### EXERCISE GOAL
Extract each record and reproduce it exactly.

### GIVEN ENTRIES
========================

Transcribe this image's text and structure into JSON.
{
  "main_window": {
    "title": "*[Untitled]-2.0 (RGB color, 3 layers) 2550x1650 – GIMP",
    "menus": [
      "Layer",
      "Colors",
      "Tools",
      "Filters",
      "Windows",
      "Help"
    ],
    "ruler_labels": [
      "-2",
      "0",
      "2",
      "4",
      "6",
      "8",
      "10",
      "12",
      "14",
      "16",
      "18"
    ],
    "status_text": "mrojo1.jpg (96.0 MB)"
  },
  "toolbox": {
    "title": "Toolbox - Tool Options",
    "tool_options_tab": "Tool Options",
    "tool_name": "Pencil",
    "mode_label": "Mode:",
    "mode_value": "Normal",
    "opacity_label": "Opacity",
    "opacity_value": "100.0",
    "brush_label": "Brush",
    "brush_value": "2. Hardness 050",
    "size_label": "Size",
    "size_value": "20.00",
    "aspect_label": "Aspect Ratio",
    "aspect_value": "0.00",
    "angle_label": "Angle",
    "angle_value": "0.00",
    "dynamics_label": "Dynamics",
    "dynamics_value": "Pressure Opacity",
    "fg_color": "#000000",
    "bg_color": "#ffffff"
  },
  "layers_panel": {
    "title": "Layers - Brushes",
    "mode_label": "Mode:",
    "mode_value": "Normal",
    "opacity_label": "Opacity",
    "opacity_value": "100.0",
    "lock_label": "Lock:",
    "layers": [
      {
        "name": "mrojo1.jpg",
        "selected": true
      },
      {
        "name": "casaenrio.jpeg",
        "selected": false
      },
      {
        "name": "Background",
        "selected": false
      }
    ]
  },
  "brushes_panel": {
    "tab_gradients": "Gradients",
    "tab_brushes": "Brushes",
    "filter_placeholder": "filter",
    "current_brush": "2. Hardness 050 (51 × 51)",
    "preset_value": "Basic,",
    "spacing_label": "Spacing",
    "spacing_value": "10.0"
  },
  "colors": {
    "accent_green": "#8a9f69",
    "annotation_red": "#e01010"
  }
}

========================

### RESPONSE
Transcribe this image's text and structure into JSON.
{
  "main_window": {
    "title": "*[Untitled]-2.0 (RGB color, 3 layers) 2550x1650 – GIMP",
    "menus": [
      "Layer",
      "Colors",
      "Tools",
      "Filters",
      "Windows",
      "Help"
    ],
    "ruler_labels": [
      "-2",
      "0",
      "2",
      "4",
      "6",
      "8",
      "10",
      "12",
      "14",
      "16",
      "18"
    ],
    "status_text": "mrojo1.jpg (96.0 MB)"
  },
  "toolbox": {
    "title": "Toolbox - Tool Options",
    "tool_options_tab": "Tool Options",
    "tool_name": "Pencil",
    "mode_label": "Mode:",
    "mode_value": "Normal",
    "opacity_label": "Opacity",
    "opacity_value": "100.0",
    "brush_label": "Brush",
    "brush_value": "2. Hardness 050",
    "size_label": "Size",
    "size_value": "20.00",
    "aspect_label": "Aspect Ratio",
    "aspect_value": "0.00",
    "angle_label": "Angle",
    "angle_value": "0.00",
    "dynamics_label": "Dynamics",
    "dynamics_value": "Pressure Opacity",
    "fg_color": "#000000",
    "bg_color": "#ffffff"
  },
  "layers_panel": {
    "title": "Layers - Brushes",
    "mode_label": "Mode:",
    "mode_value": "Normal",
    "opacity_label": "Opacity",
    "opacity_value": "100.0",
    "lock_label": "Lock:",
    "layers": [
      {
        "name": "mrojo1.jpg",
        "selected": true
      },
      {
        "name": "casaenrio.jpeg",
        "selected": false
      },
      {
        "name": "Background",
        "selected": false
      }
    ]
  },
  "brushes_panel": {
    "tab_gradients": "Gradients",
    "tab_brushes": "Brushes",
    "filter_placeholder": "filter",
    "current_brush": "2. Hardness 050 (51 × 51)",
    "preset_value": "Basic,",
    "spacing_label": "Spacing",
    "spacing_value": "10.0"
  },
  "colors": {
    "accent_green": "#8a9f69",
    "annotation_red": "#e01010"
  }
}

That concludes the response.